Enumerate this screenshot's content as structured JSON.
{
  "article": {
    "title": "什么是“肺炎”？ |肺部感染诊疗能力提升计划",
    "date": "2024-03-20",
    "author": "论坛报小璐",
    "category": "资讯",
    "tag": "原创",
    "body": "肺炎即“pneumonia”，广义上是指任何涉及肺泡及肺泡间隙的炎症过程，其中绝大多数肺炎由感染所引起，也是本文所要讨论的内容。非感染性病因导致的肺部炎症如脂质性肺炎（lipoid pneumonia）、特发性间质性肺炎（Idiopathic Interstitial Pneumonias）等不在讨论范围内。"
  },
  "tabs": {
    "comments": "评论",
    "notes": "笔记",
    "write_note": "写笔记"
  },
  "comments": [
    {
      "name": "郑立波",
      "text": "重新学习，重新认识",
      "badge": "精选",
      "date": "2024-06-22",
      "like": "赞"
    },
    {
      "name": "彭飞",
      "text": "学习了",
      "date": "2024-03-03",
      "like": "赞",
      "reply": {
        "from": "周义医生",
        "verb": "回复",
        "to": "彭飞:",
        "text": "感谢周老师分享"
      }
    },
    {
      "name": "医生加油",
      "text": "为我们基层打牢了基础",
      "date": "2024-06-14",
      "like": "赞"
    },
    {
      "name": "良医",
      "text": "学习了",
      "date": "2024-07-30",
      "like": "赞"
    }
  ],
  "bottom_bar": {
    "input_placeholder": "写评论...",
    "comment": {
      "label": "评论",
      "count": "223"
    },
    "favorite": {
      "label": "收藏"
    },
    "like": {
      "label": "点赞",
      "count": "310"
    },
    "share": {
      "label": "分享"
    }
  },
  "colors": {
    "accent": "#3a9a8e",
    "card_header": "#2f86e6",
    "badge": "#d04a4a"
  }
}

==

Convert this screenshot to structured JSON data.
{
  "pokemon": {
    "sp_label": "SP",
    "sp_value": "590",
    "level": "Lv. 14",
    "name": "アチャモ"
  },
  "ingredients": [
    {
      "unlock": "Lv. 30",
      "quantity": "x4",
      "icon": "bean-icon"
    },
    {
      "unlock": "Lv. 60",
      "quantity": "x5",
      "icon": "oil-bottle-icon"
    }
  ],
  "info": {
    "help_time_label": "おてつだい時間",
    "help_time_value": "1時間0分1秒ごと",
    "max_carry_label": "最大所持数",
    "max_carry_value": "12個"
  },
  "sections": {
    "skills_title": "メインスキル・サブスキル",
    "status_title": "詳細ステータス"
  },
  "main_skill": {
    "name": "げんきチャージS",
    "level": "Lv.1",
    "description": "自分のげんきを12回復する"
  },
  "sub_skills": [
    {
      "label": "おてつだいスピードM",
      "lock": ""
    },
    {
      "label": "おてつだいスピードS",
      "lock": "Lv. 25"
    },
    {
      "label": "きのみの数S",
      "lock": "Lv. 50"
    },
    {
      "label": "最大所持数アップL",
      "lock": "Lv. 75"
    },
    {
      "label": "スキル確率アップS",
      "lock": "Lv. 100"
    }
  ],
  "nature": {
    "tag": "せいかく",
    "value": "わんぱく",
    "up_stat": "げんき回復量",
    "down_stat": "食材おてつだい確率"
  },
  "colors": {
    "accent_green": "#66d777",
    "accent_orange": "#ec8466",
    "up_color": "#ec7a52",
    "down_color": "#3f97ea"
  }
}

...

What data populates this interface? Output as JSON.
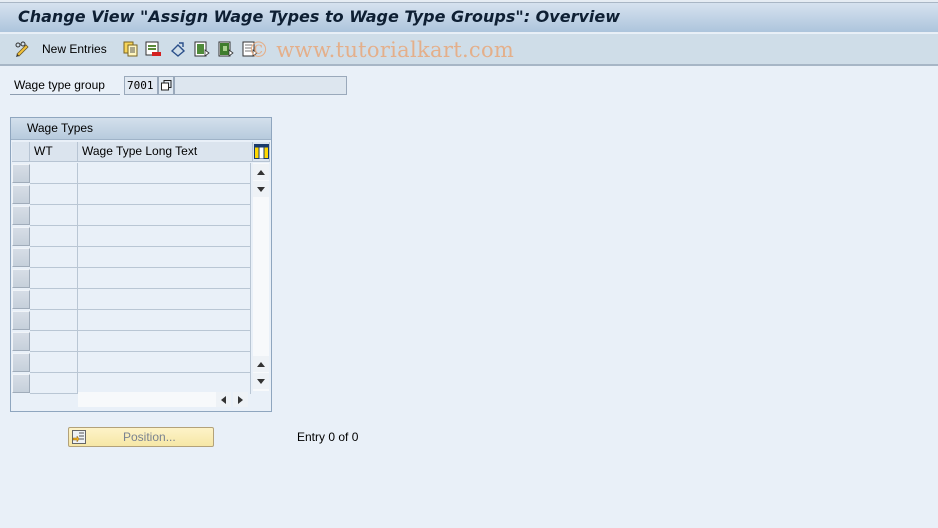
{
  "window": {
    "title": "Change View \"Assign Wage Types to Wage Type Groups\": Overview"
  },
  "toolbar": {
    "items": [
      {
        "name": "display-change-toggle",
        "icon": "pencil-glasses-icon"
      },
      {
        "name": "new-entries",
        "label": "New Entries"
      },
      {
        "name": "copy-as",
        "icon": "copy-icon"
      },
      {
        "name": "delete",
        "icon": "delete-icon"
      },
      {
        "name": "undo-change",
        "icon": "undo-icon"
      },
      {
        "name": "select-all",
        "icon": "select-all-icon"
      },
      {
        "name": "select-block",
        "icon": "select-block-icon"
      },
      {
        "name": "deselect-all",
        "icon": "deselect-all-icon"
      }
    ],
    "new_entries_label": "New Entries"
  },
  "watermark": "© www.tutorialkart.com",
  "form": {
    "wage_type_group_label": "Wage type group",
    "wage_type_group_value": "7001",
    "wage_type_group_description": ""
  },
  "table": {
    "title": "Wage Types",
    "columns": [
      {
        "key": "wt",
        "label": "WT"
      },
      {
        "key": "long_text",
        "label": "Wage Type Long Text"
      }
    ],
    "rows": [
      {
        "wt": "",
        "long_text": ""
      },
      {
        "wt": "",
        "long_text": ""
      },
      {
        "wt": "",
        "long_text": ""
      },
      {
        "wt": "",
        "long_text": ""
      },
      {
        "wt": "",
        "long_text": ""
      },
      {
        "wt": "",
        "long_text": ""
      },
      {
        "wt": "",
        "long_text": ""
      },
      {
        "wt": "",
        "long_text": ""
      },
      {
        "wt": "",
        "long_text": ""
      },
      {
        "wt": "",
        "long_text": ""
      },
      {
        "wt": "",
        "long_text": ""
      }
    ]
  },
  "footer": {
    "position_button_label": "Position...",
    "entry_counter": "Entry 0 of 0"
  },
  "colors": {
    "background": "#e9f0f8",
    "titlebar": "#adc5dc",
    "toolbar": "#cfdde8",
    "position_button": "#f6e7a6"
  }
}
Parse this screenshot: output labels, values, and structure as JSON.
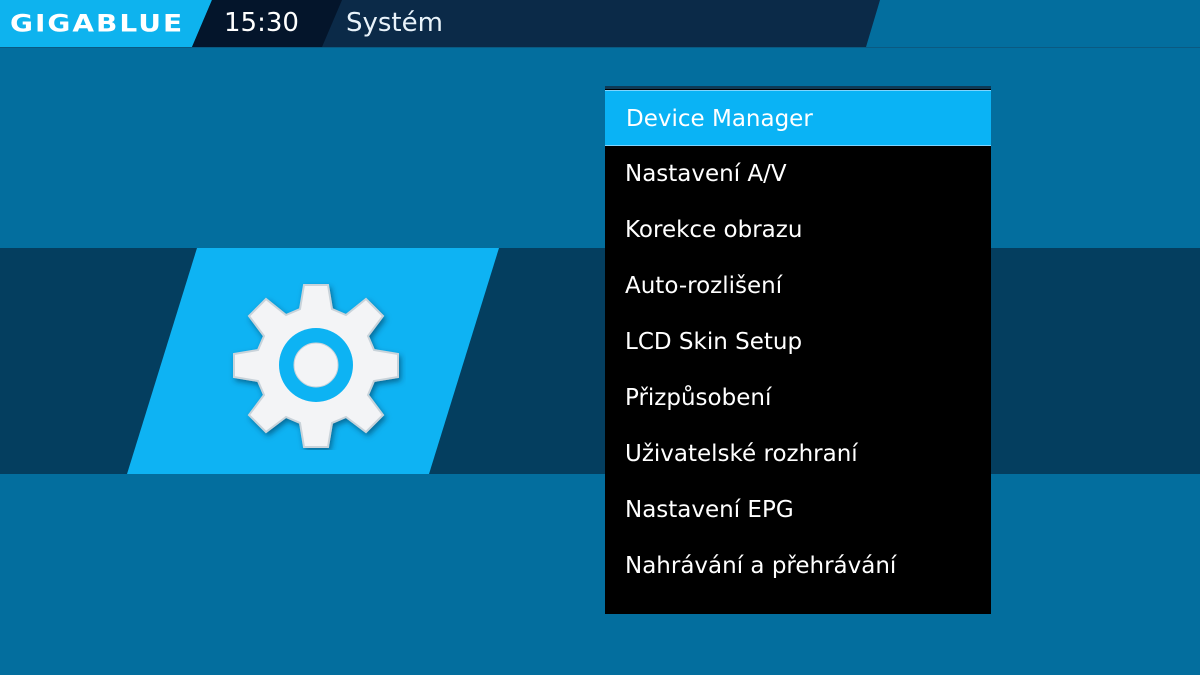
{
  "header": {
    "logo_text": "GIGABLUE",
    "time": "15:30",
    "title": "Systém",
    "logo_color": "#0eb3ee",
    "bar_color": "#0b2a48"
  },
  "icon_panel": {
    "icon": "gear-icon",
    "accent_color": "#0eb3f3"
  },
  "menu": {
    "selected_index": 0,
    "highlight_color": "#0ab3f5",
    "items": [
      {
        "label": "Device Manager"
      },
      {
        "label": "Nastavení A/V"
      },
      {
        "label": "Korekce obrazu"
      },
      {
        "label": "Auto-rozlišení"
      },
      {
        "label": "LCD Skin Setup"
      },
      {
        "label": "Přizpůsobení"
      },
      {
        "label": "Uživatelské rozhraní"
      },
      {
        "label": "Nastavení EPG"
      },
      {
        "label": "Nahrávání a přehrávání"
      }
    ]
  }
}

§ Problem requirements
Which lines hold the word "Nastavení"? Copy every one of them.

§ Response
        "label": "Nastavení A/V"
        "label": "Nastavení EPG"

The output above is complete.